**WORK REQUIRED:** Transcribe the data from its first line through the line containing "caption-line: Obrázek: AMP", with both of those lines included, reproducing each line without alteration.

**Spatial annotation data:**
○ ○ ○

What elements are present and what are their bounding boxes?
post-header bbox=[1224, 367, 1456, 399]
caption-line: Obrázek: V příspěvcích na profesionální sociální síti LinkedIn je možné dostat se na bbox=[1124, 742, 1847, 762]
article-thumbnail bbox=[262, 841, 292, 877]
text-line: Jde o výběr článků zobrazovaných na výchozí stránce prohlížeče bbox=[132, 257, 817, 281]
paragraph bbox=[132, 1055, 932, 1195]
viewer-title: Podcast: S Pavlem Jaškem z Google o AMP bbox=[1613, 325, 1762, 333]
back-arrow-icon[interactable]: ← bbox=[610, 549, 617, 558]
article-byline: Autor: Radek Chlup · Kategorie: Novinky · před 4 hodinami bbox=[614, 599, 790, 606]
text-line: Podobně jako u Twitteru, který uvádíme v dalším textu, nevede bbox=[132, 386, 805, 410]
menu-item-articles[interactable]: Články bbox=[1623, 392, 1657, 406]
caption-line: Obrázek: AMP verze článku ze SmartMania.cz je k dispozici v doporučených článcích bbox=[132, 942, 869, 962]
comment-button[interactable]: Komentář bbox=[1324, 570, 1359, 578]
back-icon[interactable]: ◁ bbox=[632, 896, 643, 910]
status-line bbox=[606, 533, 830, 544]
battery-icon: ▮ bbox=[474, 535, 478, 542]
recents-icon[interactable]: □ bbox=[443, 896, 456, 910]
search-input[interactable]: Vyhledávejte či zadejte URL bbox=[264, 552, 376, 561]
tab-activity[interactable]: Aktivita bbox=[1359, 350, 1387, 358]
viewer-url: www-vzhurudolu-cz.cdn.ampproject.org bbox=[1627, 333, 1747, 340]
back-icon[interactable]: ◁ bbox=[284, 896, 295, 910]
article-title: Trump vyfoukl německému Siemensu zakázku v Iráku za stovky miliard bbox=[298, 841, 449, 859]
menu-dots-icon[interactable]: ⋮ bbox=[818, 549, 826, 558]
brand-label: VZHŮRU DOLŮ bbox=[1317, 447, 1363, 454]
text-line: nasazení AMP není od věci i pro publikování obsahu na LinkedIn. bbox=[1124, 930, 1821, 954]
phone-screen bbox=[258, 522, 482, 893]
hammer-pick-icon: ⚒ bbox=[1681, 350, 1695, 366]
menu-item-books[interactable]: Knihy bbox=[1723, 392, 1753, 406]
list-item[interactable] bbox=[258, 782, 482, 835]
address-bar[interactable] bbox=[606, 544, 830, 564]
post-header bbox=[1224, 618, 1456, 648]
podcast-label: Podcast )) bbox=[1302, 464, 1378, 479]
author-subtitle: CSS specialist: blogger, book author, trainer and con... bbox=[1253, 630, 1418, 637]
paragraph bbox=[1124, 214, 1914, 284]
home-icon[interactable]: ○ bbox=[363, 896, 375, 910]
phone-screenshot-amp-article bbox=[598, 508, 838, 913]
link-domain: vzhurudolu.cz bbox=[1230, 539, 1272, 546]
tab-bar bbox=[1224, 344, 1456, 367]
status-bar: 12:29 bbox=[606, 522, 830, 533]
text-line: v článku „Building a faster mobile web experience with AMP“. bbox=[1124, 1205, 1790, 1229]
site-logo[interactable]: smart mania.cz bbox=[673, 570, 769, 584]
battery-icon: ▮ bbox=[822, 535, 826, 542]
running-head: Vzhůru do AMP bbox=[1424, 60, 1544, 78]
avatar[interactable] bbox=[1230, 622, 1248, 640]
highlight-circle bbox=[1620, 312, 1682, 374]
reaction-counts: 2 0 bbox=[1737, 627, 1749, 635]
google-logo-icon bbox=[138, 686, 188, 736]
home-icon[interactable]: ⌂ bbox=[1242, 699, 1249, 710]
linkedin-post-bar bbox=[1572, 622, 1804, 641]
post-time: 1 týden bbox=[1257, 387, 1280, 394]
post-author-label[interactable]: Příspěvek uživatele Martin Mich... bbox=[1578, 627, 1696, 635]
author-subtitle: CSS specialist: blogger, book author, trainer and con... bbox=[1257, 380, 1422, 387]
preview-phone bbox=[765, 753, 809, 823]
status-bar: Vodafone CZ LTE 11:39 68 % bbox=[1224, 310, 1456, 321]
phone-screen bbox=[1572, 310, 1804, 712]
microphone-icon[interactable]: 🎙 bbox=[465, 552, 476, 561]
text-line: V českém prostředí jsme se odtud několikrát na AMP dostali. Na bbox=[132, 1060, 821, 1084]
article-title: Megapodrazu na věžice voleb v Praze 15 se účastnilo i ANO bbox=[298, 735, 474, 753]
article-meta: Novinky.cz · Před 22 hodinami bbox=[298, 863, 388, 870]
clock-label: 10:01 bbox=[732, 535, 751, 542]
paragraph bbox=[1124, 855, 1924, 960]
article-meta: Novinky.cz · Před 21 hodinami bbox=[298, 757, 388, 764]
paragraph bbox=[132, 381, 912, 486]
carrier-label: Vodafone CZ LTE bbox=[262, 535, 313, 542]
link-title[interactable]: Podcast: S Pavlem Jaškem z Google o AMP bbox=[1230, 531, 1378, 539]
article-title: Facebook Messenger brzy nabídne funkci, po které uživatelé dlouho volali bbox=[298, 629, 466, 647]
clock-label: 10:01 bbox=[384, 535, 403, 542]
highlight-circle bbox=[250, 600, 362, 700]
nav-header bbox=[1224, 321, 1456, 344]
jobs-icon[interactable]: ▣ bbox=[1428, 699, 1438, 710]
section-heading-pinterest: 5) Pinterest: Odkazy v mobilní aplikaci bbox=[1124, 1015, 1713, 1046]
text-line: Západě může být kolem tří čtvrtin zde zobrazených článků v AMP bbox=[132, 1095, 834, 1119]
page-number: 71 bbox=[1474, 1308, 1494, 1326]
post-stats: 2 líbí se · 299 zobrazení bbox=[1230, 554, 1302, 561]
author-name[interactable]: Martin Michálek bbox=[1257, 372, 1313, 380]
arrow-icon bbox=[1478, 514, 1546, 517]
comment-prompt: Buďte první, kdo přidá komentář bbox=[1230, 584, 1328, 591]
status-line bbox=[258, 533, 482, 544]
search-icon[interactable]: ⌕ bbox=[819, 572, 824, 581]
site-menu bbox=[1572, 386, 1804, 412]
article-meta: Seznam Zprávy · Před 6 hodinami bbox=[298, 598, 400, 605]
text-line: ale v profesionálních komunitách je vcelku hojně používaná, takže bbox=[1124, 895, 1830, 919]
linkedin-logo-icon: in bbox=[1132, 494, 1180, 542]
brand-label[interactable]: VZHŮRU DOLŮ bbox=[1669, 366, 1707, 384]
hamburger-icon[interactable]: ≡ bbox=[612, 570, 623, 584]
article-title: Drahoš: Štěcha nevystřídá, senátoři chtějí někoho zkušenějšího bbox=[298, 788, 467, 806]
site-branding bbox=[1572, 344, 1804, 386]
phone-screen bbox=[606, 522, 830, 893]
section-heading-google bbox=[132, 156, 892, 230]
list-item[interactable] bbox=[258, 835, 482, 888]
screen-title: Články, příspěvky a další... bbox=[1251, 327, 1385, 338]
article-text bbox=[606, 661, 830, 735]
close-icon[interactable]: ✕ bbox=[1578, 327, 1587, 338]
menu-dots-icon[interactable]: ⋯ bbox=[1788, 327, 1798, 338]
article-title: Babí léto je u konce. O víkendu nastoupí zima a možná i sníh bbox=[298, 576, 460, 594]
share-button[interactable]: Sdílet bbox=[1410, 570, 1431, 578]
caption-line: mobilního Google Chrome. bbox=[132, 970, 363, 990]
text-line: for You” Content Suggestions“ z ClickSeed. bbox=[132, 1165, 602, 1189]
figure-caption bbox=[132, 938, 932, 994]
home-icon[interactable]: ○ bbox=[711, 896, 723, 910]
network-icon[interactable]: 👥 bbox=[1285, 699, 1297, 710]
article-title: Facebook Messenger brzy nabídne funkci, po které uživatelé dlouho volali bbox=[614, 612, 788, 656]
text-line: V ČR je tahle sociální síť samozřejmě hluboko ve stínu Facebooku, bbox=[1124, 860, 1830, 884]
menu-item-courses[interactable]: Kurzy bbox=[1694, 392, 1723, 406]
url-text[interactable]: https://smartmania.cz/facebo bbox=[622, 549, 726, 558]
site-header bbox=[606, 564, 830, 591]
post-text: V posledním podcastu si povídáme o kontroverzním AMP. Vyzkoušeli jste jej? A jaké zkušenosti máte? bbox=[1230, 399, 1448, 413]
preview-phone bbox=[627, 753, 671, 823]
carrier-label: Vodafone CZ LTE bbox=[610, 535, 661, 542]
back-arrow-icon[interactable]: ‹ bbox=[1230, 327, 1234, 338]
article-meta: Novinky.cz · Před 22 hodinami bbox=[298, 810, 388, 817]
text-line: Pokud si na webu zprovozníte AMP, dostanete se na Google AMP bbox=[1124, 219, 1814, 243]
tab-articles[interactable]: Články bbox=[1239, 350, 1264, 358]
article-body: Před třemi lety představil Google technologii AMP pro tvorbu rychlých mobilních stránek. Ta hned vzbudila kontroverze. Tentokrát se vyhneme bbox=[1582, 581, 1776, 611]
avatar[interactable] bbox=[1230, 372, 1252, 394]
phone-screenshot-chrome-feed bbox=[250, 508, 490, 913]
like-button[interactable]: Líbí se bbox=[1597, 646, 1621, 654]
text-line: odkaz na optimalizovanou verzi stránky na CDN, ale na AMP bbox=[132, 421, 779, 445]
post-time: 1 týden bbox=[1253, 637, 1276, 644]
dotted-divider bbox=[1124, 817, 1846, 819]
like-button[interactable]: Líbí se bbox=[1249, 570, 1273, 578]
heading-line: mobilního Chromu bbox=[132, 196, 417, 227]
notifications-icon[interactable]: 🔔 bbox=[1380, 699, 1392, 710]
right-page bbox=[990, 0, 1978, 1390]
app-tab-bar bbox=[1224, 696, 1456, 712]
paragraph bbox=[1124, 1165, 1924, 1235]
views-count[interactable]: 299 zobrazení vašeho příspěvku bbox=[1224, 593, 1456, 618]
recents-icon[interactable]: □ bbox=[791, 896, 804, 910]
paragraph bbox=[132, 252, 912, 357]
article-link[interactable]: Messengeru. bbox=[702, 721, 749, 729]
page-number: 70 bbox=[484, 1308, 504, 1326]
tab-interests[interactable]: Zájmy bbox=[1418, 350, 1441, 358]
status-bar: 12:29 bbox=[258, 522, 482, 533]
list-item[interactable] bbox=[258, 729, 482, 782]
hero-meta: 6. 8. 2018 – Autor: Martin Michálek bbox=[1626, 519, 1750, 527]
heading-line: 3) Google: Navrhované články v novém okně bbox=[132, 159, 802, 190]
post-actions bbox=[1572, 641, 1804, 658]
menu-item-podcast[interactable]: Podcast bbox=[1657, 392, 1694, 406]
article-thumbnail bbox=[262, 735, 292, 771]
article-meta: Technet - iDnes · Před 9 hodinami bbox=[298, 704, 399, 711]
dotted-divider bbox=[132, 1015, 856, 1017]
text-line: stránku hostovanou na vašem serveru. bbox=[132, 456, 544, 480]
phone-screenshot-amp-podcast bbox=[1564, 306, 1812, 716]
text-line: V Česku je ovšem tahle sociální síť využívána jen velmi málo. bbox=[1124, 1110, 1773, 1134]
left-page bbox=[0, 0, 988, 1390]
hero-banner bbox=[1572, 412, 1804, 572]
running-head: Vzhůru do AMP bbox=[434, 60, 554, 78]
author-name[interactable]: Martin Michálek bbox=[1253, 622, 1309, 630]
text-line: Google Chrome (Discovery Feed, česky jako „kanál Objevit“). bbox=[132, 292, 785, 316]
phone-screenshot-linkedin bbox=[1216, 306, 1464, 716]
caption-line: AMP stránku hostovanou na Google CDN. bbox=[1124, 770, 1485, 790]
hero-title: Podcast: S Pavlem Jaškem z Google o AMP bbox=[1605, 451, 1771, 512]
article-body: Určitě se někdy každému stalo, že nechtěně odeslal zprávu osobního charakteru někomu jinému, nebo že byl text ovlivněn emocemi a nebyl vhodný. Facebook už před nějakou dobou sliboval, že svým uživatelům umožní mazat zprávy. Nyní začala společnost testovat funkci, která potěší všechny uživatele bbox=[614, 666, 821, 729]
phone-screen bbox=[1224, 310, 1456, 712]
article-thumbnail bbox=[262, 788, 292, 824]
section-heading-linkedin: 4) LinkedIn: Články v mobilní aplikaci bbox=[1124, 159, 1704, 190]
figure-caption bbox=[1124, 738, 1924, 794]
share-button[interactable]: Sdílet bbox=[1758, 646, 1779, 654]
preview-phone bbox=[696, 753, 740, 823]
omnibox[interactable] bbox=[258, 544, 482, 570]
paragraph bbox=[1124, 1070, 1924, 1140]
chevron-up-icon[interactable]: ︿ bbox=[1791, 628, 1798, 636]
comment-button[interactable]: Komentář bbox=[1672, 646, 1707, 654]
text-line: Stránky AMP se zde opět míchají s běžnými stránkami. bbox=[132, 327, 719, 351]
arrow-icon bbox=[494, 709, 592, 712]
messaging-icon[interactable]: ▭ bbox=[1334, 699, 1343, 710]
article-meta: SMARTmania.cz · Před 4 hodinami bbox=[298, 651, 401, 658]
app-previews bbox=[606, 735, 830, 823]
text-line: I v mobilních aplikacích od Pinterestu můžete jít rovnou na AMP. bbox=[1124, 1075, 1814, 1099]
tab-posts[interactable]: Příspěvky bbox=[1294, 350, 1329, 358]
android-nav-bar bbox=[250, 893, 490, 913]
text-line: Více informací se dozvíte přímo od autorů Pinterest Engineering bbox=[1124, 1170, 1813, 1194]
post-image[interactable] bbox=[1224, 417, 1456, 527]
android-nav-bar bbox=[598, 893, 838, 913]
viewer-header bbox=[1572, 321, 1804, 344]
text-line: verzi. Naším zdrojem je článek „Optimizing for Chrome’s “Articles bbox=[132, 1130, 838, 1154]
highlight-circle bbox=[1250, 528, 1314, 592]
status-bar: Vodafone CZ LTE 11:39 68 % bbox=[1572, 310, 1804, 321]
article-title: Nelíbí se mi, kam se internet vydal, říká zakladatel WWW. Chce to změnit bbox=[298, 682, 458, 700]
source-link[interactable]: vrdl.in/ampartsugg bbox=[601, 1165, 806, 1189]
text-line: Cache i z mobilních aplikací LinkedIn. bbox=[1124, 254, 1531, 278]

○ ○ ○

**RESPONSE TO THIS EXERCISE:**
What elements are present and what are their bounding boxes?
post-header bbox=[1224, 367, 1456, 399]
caption-line: Obrázek: V příspěvcích na profesionální sociální síti LinkedIn je možné dostat se na bbox=[1124, 742, 1847, 762]
article-thumbnail bbox=[262, 841, 292, 877]
text-line: Jde o výběr článků zobrazovaných na výchozí stránce prohlížeče bbox=[132, 257, 817, 281]
paragraph bbox=[132, 1055, 932, 1195]
viewer-title: Podcast: S Pavlem Jaškem z Google o AMP bbox=[1613, 325, 1762, 333]
back-arrow-icon[interactable]: ← bbox=[610, 549, 617, 558]
article-byline: Autor: Radek Chlup · Kategorie: Novinky · před 4 hodinami bbox=[614, 599, 790, 606]
text-line: Podobně jako u Twitteru, který uvádíme v dalším textu, nevede bbox=[132, 386, 805, 410]
menu-item-articles[interactable]: Články bbox=[1623, 392, 1657, 406]
caption-line: Obrázek: AMP verze článku ze SmartMania.cz je k dispozici v doporučených článcích bbox=[132, 942, 869, 962]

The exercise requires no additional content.